- PROBLEM TO WORK ON -
Extract all lines from the data beneath that include the word "ofst".
▼
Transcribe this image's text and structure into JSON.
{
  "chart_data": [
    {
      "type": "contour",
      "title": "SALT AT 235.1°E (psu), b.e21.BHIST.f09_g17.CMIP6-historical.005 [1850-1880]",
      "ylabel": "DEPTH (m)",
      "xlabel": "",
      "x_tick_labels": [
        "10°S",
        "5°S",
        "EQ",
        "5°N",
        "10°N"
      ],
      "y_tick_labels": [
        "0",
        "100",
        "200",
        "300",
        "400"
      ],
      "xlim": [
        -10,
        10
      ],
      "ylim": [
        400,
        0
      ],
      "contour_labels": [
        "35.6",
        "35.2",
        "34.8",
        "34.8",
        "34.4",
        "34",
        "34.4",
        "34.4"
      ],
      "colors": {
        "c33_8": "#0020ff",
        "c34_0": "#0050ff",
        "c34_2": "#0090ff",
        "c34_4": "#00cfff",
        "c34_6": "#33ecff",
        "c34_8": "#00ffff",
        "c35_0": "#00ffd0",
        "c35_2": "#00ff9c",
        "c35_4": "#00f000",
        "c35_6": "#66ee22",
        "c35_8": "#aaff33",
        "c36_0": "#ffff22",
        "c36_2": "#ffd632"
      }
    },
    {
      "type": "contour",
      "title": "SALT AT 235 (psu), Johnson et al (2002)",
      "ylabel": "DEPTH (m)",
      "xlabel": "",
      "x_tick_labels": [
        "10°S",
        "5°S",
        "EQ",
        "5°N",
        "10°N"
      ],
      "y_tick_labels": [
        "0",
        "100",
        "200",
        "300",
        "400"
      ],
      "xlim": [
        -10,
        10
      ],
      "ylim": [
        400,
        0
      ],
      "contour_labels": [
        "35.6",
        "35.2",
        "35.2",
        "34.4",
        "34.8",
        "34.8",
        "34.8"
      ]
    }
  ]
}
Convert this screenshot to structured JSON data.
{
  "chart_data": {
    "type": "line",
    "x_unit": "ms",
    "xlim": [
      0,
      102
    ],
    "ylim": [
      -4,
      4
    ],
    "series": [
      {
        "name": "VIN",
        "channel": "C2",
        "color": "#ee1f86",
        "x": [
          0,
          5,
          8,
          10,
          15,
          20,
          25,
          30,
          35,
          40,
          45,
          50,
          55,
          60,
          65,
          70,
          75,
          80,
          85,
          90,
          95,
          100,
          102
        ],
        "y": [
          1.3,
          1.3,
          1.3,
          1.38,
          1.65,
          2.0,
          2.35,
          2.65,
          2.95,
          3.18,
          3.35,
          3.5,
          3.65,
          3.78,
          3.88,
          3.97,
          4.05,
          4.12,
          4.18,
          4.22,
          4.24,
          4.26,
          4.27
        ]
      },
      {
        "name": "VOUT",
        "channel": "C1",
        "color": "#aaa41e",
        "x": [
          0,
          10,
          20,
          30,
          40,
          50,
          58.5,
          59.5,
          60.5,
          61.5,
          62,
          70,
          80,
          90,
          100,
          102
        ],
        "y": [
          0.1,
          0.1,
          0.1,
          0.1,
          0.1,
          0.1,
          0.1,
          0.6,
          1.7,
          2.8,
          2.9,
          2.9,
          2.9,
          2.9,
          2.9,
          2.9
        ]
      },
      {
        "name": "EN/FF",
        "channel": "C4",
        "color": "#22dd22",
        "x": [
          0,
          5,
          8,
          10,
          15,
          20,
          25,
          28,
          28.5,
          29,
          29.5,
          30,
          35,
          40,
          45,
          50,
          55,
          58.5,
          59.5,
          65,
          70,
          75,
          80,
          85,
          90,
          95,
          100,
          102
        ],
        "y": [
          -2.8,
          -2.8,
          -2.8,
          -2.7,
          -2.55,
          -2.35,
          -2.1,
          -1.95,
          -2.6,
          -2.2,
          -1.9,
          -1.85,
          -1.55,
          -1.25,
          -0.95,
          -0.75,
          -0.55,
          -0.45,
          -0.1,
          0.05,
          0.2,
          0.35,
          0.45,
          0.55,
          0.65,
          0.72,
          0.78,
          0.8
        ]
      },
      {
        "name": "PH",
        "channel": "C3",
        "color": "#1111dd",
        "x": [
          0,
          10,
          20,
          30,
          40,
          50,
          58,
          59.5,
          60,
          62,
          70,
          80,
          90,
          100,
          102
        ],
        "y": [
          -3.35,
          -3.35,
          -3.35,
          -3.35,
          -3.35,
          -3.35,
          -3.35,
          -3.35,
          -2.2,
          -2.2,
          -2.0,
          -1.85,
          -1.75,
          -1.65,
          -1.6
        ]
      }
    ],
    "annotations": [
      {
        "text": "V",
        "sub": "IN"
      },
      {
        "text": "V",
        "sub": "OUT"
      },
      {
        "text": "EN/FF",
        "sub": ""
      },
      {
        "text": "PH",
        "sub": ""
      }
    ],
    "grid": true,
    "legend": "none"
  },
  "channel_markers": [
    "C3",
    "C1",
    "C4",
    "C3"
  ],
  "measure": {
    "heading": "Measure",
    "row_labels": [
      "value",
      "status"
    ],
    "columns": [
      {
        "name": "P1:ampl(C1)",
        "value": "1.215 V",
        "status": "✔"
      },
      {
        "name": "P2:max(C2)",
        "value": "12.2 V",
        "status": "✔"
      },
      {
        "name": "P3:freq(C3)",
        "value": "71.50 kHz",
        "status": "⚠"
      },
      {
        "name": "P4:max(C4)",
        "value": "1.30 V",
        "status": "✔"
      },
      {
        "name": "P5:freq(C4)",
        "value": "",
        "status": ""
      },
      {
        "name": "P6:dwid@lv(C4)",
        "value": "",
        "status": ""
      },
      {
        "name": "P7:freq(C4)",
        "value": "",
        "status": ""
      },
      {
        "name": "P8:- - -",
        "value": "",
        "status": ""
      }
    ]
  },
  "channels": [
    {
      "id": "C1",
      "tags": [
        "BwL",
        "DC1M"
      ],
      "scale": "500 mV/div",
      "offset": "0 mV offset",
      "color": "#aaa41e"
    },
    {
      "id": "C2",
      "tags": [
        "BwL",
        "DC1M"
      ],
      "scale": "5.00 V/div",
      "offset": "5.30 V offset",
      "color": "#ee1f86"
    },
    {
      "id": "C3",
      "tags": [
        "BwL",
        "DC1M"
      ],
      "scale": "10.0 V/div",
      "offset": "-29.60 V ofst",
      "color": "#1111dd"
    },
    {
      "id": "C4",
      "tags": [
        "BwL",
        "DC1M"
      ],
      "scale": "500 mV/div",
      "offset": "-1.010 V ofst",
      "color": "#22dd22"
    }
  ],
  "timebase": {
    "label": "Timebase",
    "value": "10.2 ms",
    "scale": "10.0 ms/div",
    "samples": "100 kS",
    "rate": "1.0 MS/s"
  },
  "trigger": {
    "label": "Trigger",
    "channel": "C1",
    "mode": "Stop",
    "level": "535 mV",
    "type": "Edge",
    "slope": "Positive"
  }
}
▲
- TASK RESULT -
      "offset": "-29.60 V ofst",
      "offset": "-1.010 V ofst",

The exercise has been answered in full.